>> start

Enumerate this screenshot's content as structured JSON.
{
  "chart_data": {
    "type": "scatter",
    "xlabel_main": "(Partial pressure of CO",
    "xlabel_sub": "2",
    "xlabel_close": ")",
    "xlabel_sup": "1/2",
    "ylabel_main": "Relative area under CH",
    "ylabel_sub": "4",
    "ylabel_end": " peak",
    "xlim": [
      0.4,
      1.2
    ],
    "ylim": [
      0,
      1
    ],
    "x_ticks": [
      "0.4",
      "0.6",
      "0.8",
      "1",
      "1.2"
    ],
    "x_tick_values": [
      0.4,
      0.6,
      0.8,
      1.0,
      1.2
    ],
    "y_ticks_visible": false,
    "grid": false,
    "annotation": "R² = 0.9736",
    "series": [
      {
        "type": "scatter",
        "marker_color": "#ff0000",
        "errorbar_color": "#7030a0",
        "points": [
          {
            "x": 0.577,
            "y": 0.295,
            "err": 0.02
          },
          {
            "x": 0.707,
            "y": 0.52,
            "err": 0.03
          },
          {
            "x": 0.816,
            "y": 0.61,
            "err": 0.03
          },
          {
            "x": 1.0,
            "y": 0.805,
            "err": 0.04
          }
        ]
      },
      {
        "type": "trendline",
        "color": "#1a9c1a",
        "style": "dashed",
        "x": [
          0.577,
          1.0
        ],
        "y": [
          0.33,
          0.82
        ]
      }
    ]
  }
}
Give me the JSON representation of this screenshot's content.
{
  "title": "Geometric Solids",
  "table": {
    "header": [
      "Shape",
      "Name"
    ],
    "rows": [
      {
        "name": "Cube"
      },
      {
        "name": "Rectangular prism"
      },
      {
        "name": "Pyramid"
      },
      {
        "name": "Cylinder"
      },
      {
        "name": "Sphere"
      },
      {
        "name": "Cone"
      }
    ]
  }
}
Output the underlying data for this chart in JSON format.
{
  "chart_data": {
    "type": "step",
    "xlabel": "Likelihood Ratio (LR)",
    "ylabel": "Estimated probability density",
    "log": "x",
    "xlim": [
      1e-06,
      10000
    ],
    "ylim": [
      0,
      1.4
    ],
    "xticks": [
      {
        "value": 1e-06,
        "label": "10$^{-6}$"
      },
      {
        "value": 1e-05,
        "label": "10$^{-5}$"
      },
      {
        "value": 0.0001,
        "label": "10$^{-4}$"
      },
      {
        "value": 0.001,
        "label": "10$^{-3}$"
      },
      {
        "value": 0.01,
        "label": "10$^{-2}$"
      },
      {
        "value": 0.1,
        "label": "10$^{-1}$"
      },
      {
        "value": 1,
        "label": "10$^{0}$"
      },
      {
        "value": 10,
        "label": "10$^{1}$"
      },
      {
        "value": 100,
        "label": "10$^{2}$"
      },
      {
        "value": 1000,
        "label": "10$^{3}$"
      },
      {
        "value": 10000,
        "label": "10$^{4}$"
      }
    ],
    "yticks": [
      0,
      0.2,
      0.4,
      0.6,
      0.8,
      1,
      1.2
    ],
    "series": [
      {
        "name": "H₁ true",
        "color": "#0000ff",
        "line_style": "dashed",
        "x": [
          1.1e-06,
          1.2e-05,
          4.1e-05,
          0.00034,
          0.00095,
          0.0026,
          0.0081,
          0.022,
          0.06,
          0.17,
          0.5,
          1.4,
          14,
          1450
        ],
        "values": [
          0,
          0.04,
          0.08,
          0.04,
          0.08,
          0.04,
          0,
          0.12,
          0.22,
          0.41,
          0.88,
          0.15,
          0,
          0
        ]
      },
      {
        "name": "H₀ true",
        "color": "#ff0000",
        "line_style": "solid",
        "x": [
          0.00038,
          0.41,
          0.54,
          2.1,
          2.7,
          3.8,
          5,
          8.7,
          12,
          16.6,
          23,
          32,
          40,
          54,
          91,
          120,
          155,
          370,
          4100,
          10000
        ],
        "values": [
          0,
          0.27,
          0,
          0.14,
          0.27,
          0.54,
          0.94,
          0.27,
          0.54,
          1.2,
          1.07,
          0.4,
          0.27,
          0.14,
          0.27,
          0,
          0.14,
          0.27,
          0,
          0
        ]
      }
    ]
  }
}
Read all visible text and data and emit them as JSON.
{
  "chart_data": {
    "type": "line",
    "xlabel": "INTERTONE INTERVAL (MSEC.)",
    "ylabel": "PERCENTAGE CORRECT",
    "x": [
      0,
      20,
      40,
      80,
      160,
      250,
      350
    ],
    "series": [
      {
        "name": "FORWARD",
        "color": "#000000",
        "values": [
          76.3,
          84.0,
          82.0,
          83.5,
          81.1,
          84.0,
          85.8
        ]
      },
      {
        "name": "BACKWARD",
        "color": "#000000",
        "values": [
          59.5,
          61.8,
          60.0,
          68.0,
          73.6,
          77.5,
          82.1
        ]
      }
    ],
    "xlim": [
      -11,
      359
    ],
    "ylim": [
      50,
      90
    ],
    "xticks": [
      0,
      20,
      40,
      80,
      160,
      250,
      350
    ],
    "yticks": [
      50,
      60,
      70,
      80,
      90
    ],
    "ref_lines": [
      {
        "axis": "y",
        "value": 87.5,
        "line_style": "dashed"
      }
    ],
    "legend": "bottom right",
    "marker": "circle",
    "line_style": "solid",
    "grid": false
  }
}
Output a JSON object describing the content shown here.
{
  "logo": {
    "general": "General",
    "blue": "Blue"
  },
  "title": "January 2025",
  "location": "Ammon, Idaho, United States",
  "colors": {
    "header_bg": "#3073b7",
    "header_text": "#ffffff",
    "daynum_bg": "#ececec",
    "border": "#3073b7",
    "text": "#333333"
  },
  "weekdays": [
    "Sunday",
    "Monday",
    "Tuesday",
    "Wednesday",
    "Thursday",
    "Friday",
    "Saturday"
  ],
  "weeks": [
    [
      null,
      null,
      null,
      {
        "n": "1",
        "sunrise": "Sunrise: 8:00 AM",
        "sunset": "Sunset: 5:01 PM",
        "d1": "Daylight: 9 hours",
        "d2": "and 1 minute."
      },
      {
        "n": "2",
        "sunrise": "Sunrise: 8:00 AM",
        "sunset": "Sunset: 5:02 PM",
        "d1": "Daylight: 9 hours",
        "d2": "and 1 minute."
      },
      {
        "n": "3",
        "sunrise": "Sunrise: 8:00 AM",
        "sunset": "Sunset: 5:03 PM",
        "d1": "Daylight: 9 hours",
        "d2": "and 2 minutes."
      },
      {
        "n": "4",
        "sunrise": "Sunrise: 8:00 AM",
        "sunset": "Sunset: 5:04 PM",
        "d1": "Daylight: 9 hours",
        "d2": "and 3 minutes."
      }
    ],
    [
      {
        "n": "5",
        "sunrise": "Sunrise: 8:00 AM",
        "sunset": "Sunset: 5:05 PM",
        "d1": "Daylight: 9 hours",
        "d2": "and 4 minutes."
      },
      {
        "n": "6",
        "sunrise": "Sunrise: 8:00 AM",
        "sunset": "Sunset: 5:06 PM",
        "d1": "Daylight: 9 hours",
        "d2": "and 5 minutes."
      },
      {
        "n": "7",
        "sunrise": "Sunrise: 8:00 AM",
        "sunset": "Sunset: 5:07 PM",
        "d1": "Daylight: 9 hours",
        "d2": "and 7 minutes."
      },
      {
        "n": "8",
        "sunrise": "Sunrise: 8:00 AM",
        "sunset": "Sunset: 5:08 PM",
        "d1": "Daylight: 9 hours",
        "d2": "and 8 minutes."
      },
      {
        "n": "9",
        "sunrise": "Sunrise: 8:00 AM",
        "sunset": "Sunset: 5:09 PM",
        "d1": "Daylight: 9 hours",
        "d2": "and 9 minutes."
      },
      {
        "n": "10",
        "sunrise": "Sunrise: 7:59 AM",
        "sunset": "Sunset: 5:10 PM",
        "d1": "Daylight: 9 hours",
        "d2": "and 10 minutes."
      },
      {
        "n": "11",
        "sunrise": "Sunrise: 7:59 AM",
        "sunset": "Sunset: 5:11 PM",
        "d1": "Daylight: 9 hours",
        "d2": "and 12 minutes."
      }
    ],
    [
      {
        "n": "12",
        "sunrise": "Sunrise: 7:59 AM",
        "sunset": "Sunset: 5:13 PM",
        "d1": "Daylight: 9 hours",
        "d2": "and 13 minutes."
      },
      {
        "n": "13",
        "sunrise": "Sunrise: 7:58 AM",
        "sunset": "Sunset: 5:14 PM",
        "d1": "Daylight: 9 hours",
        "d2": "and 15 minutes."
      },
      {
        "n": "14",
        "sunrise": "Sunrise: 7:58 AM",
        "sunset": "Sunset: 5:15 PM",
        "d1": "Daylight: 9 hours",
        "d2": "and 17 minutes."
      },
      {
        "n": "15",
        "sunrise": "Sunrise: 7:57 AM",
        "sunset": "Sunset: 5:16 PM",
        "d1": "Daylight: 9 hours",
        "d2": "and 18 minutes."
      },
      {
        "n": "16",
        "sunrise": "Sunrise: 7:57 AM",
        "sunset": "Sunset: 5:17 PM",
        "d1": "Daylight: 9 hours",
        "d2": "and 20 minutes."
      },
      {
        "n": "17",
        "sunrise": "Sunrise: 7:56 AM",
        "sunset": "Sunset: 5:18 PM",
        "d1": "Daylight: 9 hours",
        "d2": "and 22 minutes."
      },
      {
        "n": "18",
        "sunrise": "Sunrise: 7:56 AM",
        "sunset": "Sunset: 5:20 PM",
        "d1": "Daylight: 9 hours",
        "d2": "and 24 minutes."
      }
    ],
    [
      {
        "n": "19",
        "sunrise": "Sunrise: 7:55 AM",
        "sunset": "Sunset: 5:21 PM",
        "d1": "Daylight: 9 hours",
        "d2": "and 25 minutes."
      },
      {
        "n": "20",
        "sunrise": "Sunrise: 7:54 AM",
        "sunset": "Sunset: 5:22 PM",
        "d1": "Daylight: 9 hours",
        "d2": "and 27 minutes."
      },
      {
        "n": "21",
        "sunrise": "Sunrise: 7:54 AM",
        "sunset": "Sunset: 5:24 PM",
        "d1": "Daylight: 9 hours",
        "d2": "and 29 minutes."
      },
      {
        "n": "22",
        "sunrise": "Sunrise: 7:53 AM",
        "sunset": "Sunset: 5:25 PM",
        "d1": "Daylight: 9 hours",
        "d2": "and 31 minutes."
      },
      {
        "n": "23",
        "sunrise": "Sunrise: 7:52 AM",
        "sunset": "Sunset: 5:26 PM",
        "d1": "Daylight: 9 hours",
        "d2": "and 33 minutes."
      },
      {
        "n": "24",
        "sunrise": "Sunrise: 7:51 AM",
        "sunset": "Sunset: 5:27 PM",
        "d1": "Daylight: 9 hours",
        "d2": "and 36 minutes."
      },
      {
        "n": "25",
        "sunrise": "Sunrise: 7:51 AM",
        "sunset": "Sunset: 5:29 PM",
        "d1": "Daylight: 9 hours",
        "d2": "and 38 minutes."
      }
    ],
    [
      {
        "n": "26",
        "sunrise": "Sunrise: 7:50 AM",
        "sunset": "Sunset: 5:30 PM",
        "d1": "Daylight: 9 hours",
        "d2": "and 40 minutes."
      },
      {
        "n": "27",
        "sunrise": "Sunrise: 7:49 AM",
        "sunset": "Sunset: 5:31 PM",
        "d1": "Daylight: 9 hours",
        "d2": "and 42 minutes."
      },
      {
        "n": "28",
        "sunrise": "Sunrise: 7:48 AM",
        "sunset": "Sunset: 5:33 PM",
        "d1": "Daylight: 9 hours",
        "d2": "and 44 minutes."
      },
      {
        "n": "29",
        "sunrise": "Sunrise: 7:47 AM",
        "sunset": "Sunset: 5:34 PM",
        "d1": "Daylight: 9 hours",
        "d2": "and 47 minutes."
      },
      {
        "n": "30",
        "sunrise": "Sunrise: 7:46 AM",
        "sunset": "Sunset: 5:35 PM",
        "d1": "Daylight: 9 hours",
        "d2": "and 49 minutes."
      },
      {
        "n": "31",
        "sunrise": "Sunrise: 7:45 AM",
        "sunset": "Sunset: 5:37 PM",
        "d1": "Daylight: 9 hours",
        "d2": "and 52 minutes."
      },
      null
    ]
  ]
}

>> end

Description of the task:
The word "type" may turn up on some lines of these records; say how many, with no other words.

Finished answer:
5